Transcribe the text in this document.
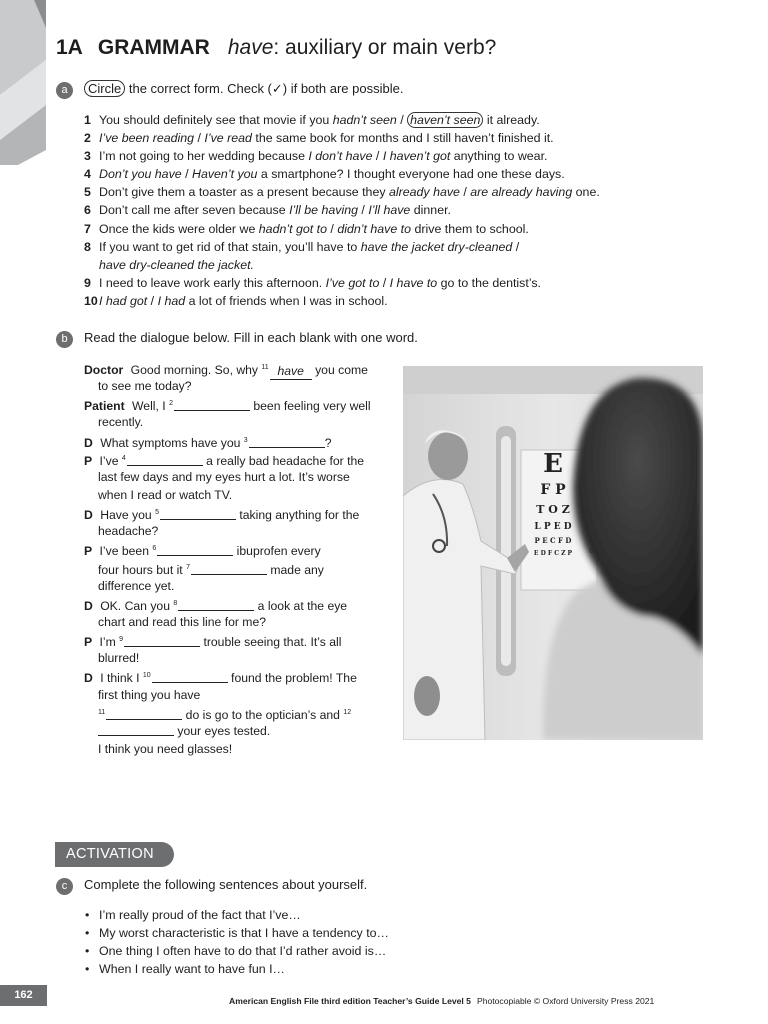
1A GRAMMAR have: auxiliary or main verb?
a	Circle the correct form. Check (✓) if both are possible.
1 You should definitely see that movie if you hadn’t seen / haven’t seen it already.
2 I’ve been reading / I’ve read the same book for months and I still haven’t finished it.
3 I’m not going to her wedding because I don’t have / I haven’t got anything to wear.
4 Don’t you have / Haven’t you a smartphone? I thought everyone had one these days.
5 Don’t give them a toaster as a present because they already have / are already having one.
6 Don’t call me after seven because I’ll be having / I’ll have dinner.
7 Once the kids were older we hadn’t got to / didn’t have to drive them to school.
8 If you want to get rid of that stain, you’ll have to have the jacket dry-cleaned /
have dry-cleaned the jacket.
9 I need to leave work early this afternoon. I’ve got to / I have to go to the dentist’s.
10 I had got / I had a lot of friends when I was in school.
b	Read the dialogue below. Fill in each blank with one word.
Doctor Good morning. So, why $^{11}$ have you come
to see me today?
Patient Well, I $^2$	been feeling very well
recently.
D What symptoms have you $^3$	?
P I’ve $^4$	a really bad headache for the
last few days and my eyes hurt a lot. It’s worse
when I read or watch TV.
D Have you $^5$	taking anything for the
headache?
P I’ve been $^6$	ibuprofen every
four hours but it $^7$	made any
difference yet.
D OK. Can you $^8$	a look at the eye
chart and read this line for me?
P I’m $^9$	trouble seeing that. It’s all
blurred!
D I think I $^{10}$	found the problem! The
first thing you have
$^{11}$	do is go to the optician’s and $^{12}$
your eyes tested.
I think you need glasses!
E
F P
T O Z
L P E D
P E C F D
E D F C Z P
ACTIVATION
c	Complete the following sentences about yourself.
• I’m really proud of the fact that I’ve…
• My worst characteristic is that I have a tendency to…
• One thing I often have to do that I’d rather avoid is…
• When I really want to have fun I…
162	American English File third edition Teacher’s Guide Level 5 Photocopiable © Oxford University Press 2021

= To be done =
Write out the full listing verbatim, excluding its pictures.

= Solution below =
Transcribe the text in this document.
1A GRAMMAR have: auxiliary or main verb?
a	Circle the correct form. Check (✓) if both are possible.
1 You should definitely see that movie if you hadn’t seen / haven’t seen it already.
2 I’ve been reading / I’ve read the same book for months and I still haven’t finished it.
3 I’m not going to her wedding because I don’t have / I haven’t got anything to wear.
4 Don’t you have / Haven’t you a smartphone? I thought everyone had one these days.
5 Don’t give them a toaster as a present because they already have / are already having one.
6 Don’t call me after seven because I’ll be having / I’ll have dinner.
7 Once the kids were older we hadn’t got to / didn’t have to drive them to school.
8 If you want to get rid of that stain, you’ll have to have the jacket dry-cleaned /
have dry-cleaned the jacket.
9 I need to leave work early this afternoon. I’ve got to / I have to go to the dentist’s.
10 I had got / I had a lot of friends when I was in school.
b	Read the dialogue below. Fill in each blank with one word.
Doctor Good morning. So, why $^{11}$ have you come
to see me today?
Patient Well, I $^2$	been feeling very well
recently.
D What symptoms have you $^3$	?
P I’ve $^4$	a really bad headache for the
last few days and my eyes hurt a lot. It’s worse
when I read or watch TV.
D Have you $^5$	taking anything for the
headache?
P I’ve been $^6$	ibuprofen every
four hours but it $^7$	made any
difference yet.
D OK. Can you $^8$	a look at the eye
chart and read this line for me?
P I’m $^9$	trouble seeing that. It’s all
blurred!
D I think I $^{10}$	found the problem! The
first thing you have
$^{11}$	do is go to the optician’s and $^{12}$
your eyes tested.
I think you need glasses!
E
F P
T O Z
L P E D
P E C F D
E D F C Z P
ACTIVATION
c	Complete the following sentences about yourself.
• I’m really proud of the fact that I’ve…
• My worst characteristic is that I have a tendency to…
• One thing I often have to do that I’d rather avoid is…
• When I really want to have fun I…
162	American English File third edition Teacher’s Guide Level 5 Photocopiable © Oxford University Press 2021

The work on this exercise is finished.